* [WORK TO COMPLETE] Repeat the full listing below verbatim and keep the images out.

* [LISTED ENTRIES]

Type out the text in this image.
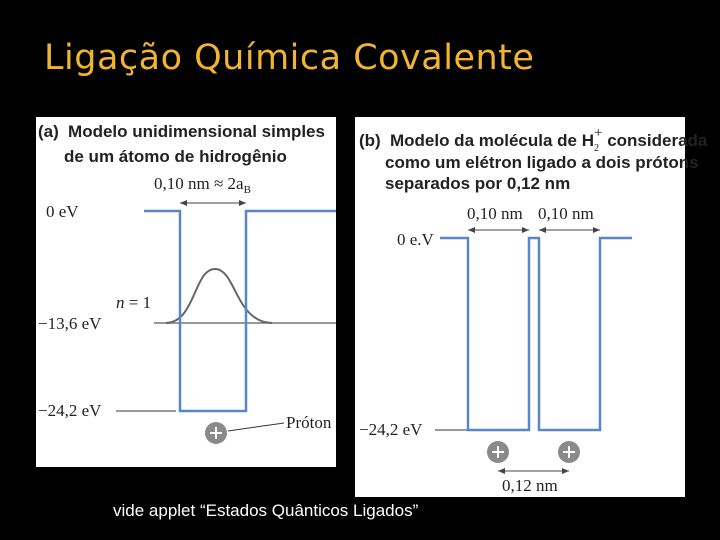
Ligação Química Covalente
(a) Modelo unidimensional simples
de um átomo de hidrogênio
0,10 nm ≈ $2a_B$
0 eV
n = 1
−13,6 eV
−24,2 eV
Próton
(b) Modelo da molécula de $H_2+$ considerada
como um elétron ligado a dois prótons
separados por 0,12 nm
0,10 nm 0,10 nm
0 e.V
−24,2 eV
0,12 nm
vide applet “Estados Quânticos Ligados”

* [RESULT OF THE EXERCISE]
Type out the text in this image.
Ligação Química Covalente
(a) Modelo unidimensional simples
de um átomo de hidrogênio
0,10 nm ≈ $2a_B$
0 eV
n = 1
−13,6 eV
−24,2 eV
Próton
(b) Modelo da molécula de $H_2+$ considerada
como um elétron ligado a dois prótons
separados por 0,12 nm
0,10 nm 0,10 nm
0 e.V
−24,2 eV
0,12 nm
vide applet “Estados Quânticos Ligados”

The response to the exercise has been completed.